EXERCISE: Print the entire listing. Each line must match the original exactly.

INPUT MATERIAL:

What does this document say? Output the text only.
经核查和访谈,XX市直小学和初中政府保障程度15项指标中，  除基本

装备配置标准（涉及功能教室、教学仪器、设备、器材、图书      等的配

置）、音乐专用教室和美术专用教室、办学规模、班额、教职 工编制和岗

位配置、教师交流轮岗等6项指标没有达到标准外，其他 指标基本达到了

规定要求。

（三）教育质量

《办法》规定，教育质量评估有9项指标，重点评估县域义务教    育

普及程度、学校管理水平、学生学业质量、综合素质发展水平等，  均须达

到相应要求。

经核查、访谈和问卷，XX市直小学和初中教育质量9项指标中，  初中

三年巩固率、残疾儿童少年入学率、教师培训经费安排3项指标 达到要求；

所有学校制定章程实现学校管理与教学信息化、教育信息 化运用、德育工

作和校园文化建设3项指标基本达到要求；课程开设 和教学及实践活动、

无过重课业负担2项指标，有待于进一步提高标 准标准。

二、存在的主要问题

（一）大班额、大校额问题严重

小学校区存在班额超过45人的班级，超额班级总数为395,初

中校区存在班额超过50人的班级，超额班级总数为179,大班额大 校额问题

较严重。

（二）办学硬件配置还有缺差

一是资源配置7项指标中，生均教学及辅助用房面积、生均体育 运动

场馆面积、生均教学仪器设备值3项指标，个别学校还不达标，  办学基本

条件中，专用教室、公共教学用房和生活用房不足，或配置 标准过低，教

EXERCISE SOLUTION:
What does this document say? Output the text only.
经核查和访谈,XX市直小学和初中政府保障程度15项指标中，  除基本

装备配置标准（涉及功能教室、教学仪器、设备、器材、图书      等的配

置）、音乐专用教室和美术专用教室、办学规模、班额、教职 工编制和岗

位配置、教师交流轮岗等6项指标没有达到标准外，其他 指标基本达到了

规定要求。

（三）教育质量

《办法》规定，教育质量评估有9项指标，重点评估县域义务教    育

普及程度、学校管理水平、学生学业质量、综合素质发展水平等，  均须达

到相应要求。

经核查、访谈和问卷，XX市直小学和初中教育质量9项指标中，  初中

三年巩固率、残疾儿童少年入学率、教师培训经费安排3项指标 达到要求；

所有学校制定章程实现学校管理与教学信息化、教育信息 化运用、德育工

作和校园文化建设3项指标基本达到要求；课程开设 和教学及实践活动、

无过重课业负担2项指标，有待于进一步提高标 准标准。

二、存在的主要问题

（一）大班额、大校额问题严重

小学校区存在班额超过45人的班级，超额班级总数为395,初

中校区存在班额超过50人的班级，超额班级总数为179,大班额大 校额问题

较严重。

（二）办学硬件配置还有缺差

一是资源配置7项指标中，生均教学及辅助用房面积、生均体育 运动

场馆面积、生均教学仪器设备值3项指标，个别学校还不达标，  办学基本

条件中，专用教室、公共教学用房和生活用房不足，或配置 标准过低，教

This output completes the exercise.